Extracted records:
:::::

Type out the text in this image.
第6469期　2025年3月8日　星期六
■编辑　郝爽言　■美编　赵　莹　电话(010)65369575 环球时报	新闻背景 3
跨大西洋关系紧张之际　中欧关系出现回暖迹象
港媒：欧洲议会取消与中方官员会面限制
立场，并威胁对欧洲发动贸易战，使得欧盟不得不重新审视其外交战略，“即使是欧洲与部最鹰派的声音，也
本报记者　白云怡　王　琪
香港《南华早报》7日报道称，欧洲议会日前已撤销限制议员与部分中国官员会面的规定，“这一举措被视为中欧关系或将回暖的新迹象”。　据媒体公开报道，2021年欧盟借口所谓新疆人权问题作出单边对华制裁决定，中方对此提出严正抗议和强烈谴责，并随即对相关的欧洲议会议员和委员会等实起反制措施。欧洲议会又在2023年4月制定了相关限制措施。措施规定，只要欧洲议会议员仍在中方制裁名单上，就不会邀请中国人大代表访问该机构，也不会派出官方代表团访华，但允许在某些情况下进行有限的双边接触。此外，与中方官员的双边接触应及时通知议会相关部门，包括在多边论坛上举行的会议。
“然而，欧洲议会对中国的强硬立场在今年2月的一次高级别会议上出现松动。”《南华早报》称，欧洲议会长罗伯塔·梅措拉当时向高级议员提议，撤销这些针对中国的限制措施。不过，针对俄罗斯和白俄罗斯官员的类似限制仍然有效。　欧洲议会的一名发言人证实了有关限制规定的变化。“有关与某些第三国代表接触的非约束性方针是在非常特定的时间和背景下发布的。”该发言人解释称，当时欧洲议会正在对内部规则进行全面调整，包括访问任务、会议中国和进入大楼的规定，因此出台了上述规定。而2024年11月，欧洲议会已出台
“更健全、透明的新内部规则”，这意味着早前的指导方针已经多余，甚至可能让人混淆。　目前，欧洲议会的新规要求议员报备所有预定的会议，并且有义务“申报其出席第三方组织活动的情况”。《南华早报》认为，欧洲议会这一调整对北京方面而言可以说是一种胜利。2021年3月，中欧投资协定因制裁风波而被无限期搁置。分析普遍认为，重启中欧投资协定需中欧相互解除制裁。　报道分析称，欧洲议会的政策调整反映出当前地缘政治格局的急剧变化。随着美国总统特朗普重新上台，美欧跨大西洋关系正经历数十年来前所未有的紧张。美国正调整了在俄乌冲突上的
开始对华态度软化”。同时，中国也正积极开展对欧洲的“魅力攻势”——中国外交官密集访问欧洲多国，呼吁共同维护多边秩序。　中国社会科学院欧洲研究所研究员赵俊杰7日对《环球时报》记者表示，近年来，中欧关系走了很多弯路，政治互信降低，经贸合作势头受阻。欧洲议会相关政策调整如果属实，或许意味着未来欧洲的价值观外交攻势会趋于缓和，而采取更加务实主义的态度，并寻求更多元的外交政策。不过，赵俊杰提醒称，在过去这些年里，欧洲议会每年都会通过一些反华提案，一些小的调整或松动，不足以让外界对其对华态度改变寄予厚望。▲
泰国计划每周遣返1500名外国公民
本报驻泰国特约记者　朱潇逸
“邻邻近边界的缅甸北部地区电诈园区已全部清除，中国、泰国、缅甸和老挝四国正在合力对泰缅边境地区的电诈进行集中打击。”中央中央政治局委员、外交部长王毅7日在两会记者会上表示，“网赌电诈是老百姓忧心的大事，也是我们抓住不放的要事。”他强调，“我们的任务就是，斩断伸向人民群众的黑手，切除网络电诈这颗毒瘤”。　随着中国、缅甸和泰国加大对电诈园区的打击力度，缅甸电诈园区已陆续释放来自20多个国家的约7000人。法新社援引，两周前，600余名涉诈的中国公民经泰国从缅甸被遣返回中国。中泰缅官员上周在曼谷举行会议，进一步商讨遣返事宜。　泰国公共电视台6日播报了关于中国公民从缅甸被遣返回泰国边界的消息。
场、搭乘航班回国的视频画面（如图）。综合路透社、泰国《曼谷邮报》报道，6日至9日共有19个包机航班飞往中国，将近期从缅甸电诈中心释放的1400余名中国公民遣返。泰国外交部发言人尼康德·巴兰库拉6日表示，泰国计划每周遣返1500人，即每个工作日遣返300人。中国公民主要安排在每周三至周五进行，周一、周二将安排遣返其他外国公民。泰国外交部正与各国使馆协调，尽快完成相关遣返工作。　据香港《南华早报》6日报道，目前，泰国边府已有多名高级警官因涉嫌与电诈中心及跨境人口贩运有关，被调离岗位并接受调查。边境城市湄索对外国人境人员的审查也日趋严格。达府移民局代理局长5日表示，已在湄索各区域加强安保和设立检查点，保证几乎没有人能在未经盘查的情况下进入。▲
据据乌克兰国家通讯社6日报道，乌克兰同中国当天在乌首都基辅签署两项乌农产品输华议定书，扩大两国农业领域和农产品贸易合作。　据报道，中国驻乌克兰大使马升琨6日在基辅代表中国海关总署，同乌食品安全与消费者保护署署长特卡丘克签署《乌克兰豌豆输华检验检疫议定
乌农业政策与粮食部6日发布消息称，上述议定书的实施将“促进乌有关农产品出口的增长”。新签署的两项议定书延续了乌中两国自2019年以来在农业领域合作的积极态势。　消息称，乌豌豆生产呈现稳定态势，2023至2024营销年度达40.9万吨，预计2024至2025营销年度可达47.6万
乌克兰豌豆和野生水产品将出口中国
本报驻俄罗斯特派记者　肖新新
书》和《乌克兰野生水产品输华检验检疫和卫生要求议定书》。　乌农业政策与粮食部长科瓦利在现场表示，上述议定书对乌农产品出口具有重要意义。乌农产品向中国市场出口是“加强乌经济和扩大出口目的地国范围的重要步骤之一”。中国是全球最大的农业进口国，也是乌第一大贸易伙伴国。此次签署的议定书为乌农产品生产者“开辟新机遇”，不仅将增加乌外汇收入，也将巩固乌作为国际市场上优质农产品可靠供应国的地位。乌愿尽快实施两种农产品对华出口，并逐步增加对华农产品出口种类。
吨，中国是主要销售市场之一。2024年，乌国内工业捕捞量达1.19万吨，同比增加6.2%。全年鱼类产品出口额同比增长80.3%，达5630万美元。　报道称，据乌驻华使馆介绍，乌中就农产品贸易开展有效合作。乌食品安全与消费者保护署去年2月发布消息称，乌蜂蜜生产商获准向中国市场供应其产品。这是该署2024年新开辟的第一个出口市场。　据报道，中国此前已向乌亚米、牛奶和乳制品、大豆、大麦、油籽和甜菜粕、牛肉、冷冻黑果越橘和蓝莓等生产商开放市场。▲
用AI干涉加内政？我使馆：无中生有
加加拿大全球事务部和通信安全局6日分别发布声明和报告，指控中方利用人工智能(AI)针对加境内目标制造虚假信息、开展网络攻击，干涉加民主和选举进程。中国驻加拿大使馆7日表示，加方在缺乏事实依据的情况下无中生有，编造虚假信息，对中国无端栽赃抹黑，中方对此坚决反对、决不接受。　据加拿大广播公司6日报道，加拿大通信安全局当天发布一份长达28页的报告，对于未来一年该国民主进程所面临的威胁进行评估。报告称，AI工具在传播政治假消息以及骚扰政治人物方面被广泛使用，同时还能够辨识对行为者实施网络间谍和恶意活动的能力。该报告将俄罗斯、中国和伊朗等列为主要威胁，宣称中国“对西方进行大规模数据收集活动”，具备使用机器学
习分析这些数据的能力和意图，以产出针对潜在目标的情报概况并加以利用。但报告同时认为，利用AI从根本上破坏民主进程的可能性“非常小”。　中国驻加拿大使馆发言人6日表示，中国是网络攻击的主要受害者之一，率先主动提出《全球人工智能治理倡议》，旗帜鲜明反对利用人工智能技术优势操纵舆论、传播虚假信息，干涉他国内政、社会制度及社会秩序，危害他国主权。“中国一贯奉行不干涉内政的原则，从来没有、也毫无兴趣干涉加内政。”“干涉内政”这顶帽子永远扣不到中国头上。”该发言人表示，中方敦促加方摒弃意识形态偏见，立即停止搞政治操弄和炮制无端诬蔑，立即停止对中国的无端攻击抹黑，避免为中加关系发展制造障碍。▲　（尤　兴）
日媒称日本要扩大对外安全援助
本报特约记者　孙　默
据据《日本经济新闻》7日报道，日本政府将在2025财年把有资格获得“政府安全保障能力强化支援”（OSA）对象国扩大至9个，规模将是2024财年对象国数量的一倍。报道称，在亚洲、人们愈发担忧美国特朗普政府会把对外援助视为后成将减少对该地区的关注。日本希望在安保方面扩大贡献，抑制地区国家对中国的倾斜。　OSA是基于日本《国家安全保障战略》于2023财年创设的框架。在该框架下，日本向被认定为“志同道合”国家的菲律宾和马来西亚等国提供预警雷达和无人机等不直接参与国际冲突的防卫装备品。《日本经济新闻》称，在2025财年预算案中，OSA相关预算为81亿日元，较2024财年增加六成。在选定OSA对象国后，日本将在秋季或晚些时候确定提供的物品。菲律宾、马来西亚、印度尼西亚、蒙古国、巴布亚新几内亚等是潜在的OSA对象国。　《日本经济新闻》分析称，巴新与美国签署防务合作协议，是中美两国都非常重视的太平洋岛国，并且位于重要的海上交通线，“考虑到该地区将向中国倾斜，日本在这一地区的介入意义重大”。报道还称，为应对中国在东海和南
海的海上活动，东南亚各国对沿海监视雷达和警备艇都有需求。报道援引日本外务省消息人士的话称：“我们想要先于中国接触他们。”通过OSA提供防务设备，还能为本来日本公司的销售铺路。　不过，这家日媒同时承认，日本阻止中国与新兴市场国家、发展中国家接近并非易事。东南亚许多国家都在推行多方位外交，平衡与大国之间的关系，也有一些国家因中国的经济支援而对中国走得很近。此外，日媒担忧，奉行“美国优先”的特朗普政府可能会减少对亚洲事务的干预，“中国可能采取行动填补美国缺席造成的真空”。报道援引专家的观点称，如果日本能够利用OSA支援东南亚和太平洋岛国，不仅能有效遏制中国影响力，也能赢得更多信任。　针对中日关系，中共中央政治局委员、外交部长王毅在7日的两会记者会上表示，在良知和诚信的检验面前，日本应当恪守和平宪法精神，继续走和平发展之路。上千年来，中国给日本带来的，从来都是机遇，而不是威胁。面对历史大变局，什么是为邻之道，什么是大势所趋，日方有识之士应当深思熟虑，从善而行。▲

:::::

• CHALLENGE:
Filter the entries and copy out every line with the word "环球时报".

• ANSWER FOR THE TASK:
■编辑　郝爽言　■美编　赵　莹　电话(010)65369575 环球时报	新闻背景 3
开始对华态度软化”。同时，中国也正积极开展对欧洲的“魅力攻势”——中国外交官密集访问欧洲多国，呼吁共同维护多边秩序。　中国社会科学院欧洲研究所研究员赵俊杰7日对《环球时报》记者表示，近年来，中欧关系走了很多弯路，政治互信降低，经贸合作势头受阻。欧洲议会相关政策调整如果属实，或许意味着未来欧洲的价值观外交攻势会趋于缓和，而采取更加务实主义的态度，并寻求更多元的外交政策。不过，赵俊杰提醒称，在过去这些年里，欧洲议会每年都会通过一些反华提案，一些小的调整或松动，不足以让外界对其对华态度改变寄予厚望。▲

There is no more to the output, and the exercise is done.